Stored data
****************************************
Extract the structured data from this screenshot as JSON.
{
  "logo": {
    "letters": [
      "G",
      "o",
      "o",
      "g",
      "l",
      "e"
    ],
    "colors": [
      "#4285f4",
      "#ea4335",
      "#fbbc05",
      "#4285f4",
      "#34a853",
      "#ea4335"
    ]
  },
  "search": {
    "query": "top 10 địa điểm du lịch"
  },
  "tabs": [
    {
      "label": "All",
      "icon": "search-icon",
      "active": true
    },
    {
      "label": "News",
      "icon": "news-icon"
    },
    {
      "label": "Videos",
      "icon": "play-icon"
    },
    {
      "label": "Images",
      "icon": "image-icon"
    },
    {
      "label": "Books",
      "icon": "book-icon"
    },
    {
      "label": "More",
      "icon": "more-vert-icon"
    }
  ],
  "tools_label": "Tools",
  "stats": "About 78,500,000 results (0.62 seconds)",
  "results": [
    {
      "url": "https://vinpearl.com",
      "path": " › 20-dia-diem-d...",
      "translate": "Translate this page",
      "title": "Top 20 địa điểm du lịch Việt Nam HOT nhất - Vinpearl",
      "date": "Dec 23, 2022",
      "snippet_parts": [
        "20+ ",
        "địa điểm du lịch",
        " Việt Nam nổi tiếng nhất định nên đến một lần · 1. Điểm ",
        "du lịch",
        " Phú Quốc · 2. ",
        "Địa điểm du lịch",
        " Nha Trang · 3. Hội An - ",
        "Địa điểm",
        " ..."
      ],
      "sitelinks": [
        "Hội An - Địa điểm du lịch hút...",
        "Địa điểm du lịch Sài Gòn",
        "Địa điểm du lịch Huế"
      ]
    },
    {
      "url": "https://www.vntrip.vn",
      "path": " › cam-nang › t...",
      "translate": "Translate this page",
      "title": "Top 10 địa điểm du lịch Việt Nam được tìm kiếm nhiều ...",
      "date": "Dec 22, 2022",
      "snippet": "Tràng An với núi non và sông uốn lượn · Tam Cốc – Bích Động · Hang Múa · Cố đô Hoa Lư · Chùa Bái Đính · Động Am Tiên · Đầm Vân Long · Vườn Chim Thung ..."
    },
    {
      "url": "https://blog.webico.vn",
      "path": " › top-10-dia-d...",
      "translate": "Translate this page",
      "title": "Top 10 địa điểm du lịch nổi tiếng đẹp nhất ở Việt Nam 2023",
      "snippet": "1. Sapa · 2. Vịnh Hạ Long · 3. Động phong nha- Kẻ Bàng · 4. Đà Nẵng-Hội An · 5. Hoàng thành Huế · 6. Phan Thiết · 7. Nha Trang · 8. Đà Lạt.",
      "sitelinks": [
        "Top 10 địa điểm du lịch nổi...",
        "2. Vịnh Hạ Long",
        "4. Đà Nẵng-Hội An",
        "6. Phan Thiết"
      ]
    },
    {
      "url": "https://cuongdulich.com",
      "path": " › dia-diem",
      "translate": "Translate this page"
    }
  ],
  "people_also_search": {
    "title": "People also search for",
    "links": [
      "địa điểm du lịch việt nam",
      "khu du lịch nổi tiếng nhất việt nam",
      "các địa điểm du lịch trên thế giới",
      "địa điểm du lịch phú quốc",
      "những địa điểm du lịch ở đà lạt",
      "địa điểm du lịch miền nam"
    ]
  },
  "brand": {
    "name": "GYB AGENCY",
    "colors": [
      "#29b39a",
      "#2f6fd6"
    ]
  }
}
****************************************
EXERCISE DIRECTIONS
Return each line of the data exactly as written above.

RESPONSE FOR THIS EXERCISE
Extract the structured data from this screenshot as JSON.
{
  "logo": {
    "letters": [
      "G",
      "o",
      "o",
      "g",
      "l",
      "e"
    ],
    "colors": [
      "#4285f4",
      "#ea4335",
      "#fbbc05",
      "#4285f4",
      "#34a853",
      "#ea4335"
    ]
  },
  "search": {
    "query": "top 10 địa điểm du lịch"
  },
  "tabs": [
    {
      "label": "All",
      "icon": "search-icon",
      "active": true
    },
    {
      "label": "News",
      "icon": "news-icon"
    },
    {
      "label": "Videos",
      "icon": "play-icon"
    },
    {
      "label": "Images",
      "icon": "image-icon"
    },
    {
      "label": "Books",
      "icon": "book-icon"
    },
    {
      "label": "More",
      "icon": "more-vert-icon"
    }
  ],
  "tools_label": "Tools",
  "stats": "About 78,500,000 results (0.62 seconds)",
  "results": [
    {
      "url": "https://vinpearl.com",
      "path": " › 20-dia-diem-d...",
      "translate": "Translate this page",
      "title": "Top 20 địa điểm du lịch Việt Nam HOT nhất - Vinpearl",
      "date": "Dec 23, 2022",
      "snippet_parts": [
        "20+ ",
        "địa điểm du lịch",
        " Việt Nam nổi tiếng nhất định nên đến một lần · 1. Điểm ",
        "du lịch",
        " Phú Quốc · 2. ",
        "Địa điểm du lịch",
        " Nha Trang · 3. Hội An - ",
        "Địa điểm",
        " ..."
      ],
      "sitelinks": [
        "Hội An - Địa điểm du lịch hút...",
        "Địa điểm du lịch Sài Gòn",
        "Địa điểm du lịch Huế"
      ]
    },
    {
      "url": "https://www.vntrip.vn",
      "path": " › cam-nang › t...",
      "translate": "Translate this page",
      "title": "Top 10 địa điểm du lịch Việt Nam được tìm kiếm nhiều ...",
      "date": "Dec 22, 2022",
      "snippet": "Tràng An với núi non và sông uốn lượn · Tam Cốc – Bích Động · Hang Múa · Cố đô Hoa Lư · Chùa Bái Đính · Động Am Tiên · Đầm Vân Long · Vườn Chim Thung ..."
    },
    {
      "url": "https://blog.webico.vn",
      "path": " › top-10-dia-d...",
      "translate": "Translate this page",
      "title": "Top 10 địa điểm du lịch nổi tiếng đẹp nhất ở Việt Nam 2023",
      "snippet": "1. Sapa · 2. Vịnh Hạ Long · 3. Động phong nha- Kẻ Bàng · 4. Đà Nẵng-Hội An · 5. Hoàng thành Huế · 6. Phan Thiết · 7. Nha Trang · 8. Đà Lạt.",
      "sitelinks": [
        "Top 10 địa điểm du lịch nổi...",
        "2. Vịnh Hạ Long",
        "4. Đà Nẵng-Hội An",
        "6. Phan Thiết"
      ]
    },
    {
      "url": "https://cuongdulich.com",
      "path": " › dia-diem",
      "translate": "Translate this page"
    }
  ],
  "people_also_search": {
    "title": "People also search for",
    "links": [
      "địa điểm du lịch việt nam",
      "khu du lịch nổi tiếng nhất việt nam",
      "các địa điểm du lịch trên thế giới",
      "địa điểm du lịch phú quốc",
      "những địa điểm du lịch ở đà lạt",
      "địa điểm du lịch miền nam"
    ]
  },
  "brand": {
    "name": "GYB AGENCY",
    "colors": [
      "#29b39a",
      "#2f6fd6"
    ]
  }
}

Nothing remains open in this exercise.